(Annotation data for visual layout)

┌──

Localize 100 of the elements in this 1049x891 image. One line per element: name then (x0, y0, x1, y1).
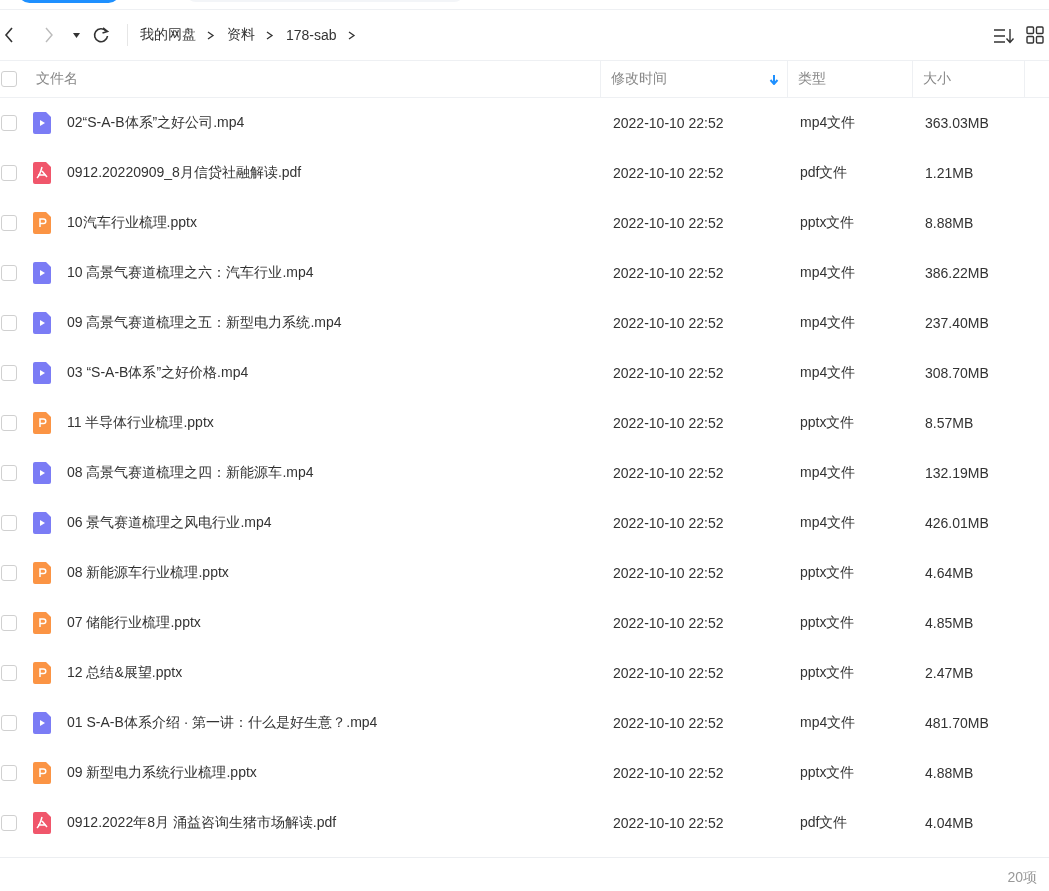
table-cell: pptx文件 (800, 614, 855, 630)
table-cell: 386.22MB (925, 265, 989, 281)
sort-arrow-icon[interactable] (769, 73, 779, 85)
file-name[interactable]: 11 半导体行业梳理.pptx (67, 414, 214, 432)
table-cell: pptx文件 (800, 414, 855, 430)
slides-file-icon (33, 662, 51, 684)
checkbox[interactable] (1, 265, 17, 281)
table-cell: mp4文件 (800, 514, 856, 530)
file-name[interactable]: 08 新能源车行业梳理.pptx (67, 564, 229, 582)
checkbox[interactable] (1, 815, 17, 831)
file-name[interactable]: 03 “S-A-B体系”之好价格.mp4 (67, 364, 249, 382)
table-cell: 2022-10-10 22:52 (613, 165, 724, 181)
video-file-icon (33, 262, 51, 284)
checkbox[interactable] (1, 615, 17, 631)
refresh-icon[interactable] (93, 26, 111, 44)
table-cell: pptx文件 (800, 214, 855, 230)
file-name[interactable]: 01 S-A-B体系介绍 · 第一讲：什么是好生意？.mp4 (67, 714, 378, 732)
file-name[interactable]: 09 高景气赛道梳理之五：新型电力系统.mp4 (67, 314, 342, 332)
checkbox[interactable] (1, 665, 17, 681)
table-cell: 4.88MB (925, 765, 974, 781)
table-cell: 363.03MB (925, 115, 989, 131)
table-cell: 132.19MB (925, 465, 989, 481)
video-file-icon (33, 462, 51, 484)
table-cell: 426.01MB (925, 515, 989, 531)
file-name[interactable]: 0912.20220909_8月信贷社融解读.pdf (67, 164, 302, 182)
file-name[interactable]: 0912.2022年8月 涌益咨询生猪市场解读.pdf (67, 814, 337, 832)
column-header[interactable]: 大小 (923, 70, 951, 88)
breadcrumb-link[interactable]: 我的网盘 (140, 26, 196, 44)
table-cell: mp4文件 (800, 314, 856, 330)
table-cell: mp4文件 (800, 714, 856, 730)
checkbox[interactable] (1, 565, 17, 581)
table-cell: 2022-10-10 22:52 (613, 765, 724, 781)
chevron-icon (265, 29, 274, 41)
table-cell: 2022-10-10 22:52 (613, 665, 724, 681)
grid-view-icon[interactable] (1026, 26, 1044, 44)
checkbox[interactable] (1, 115, 17, 131)
column-header[interactable]: 类型 (798, 70, 826, 88)
table-cell: pptx文件 (800, 664, 855, 680)
table-cell: pdf文件 (800, 164, 848, 180)
table-cell: 8.88MB (925, 215, 974, 231)
checkbox[interactable] (1, 465, 17, 481)
table-cell: mp4文件 (800, 364, 856, 380)
table-cell: 2022-10-10 22:52 (613, 415, 724, 431)
table-cell: 8.57MB (925, 415, 974, 431)
table-cell: 308.70MB (925, 365, 989, 381)
column-header[interactable]: 修改时间 (611, 70, 667, 88)
back-icon[interactable] (3, 25, 15, 45)
table-cell: pdf文件 (800, 814, 848, 830)
video-file-icon (33, 362, 51, 384)
table-cell: 2022-10-10 22:52 (613, 215, 724, 231)
caret-icon[interactable] (72, 30, 81, 40)
slides-file-icon (33, 412, 51, 434)
table-cell: 2022-10-10 22:52 (613, 465, 724, 481)
checkbox[interactable] (1, 415, 17, 431)
slides-file-icon (33, 612, 51, 634)
column-header[interactable]: 文件名 (36, 70, 78, 88)
table-cell: 2022-10-10 22:52 (613, 115, 724, 131)
table-cell: 2022-10-10 22:52 (613, 515, 724, 531)
item-count: 20项 (1007, 869, 1037, 887)
checkbox[interactable] (1, 765, 17, 781)
video-file-icon (33, 312, 51, 334)
file-name[interactable]: 06 景气赛道梳理之风电行业.mp4 (67, 514, 272, 532)
chevron-icon (206, 29, 215, 41)
file-name[interactable]: 07 储能行业梳理.pptx (67, 614, 201, 632)
table-cell: 1.21MB (925, 165, 974, 181)
table-cell: mp4文件 (800, 464, 856, 480)
file-name[interactable]: 10 高景气赛道梳理之六：汽车行业.mp4 (67, 264, 314, 282)
file-name[interactable]: 09 新型电力系统行业梳理.pptx (67, 764, 257, 782)
table-cell: 2022-10-10 22:52 (613, 715, 724, 731)
slides-file-icon (33, 762, 51, 784)
table-cell: 2.47MB (925, 665, 974, 681)
table-cell: 2022-10-10 22:52 (613, 265, 724, 281)
table-cell: mp4文件 (800, 264, 856, 280)
file-name[interactable]: 02“S-A-B体系”之好公司.mp4 (67, 114, 245, 132)
table-cell: pptx文件 (800, 764, 855, 780)
forward-icon[interactable] (43, 25, 55, 45)
table-cell: 4.85MB (925, 615, 974, 631)
breadcrumb-link[interactable]: 资料 (227, 26, 255, 44)
table-cell: 4.64MB (925, 565, 974, 581)
breadcrumb-link[interactable]: 178-sab (286, 27, 337, 43)
table-cell: 2022-10-10 22:52 (613, 565, 724, 581)
table-cell: mp4文件 (800, 114, 856, 130)
file-name[interactable]: 08 高景气赛道梳理之四：新能源车.mp4 (67, 464, 314, 482)
table-cell: 2022-10-10 22:52 (613, 815, 724, 831)
checkbox[interactable] (1, 365, 17, 381)
table-cell: pptx文件 (800, 564, 855, 580)
checkbox[interactable] (1, 715, 17, 731)
table-cell: 2022-10-10 22:52 (613, 365, 724, 381)
file-name[interactable]: 12 总结&展望.pptx (67, 664, 183, 682)
file-name[interactable]: 10汽车行业梳理.pptx (67, 214, 197, 232)
pdf-file-icon (33, 812, 51, 834)
pdf-file-icon (33, 162, 51, 184)
checkbox[interactable] (1, 515, 17, 531)
table-cell: 2022-10-10 22:52 (613, 615, 724, 631)
checkbox[interactable] (1, 71, 17, 87)
table-cell: 481.70MB (925, 715, 989, 731)
checkbox[interactable] (1, 315, 17, 331)
checkbox[interactable] (1, 165, 17, 181)
checkbox[interactable] (1, 215, 17, 231)
table-cell: 237.40MB (925, 315, 989, 331)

└──

_TASK STATEMENT:_ Gather every line above that contains the string "video". Case matters, so a line counts only if its letters match in case.

_EXERCISE RESULT:_
video-file-icon (33, 262, 51, 284)
video-file-icon (33, 462, 51, 484)
video-file-icon (33, 362, 51, 384)
video-file-icon (33, 312, 51, 334)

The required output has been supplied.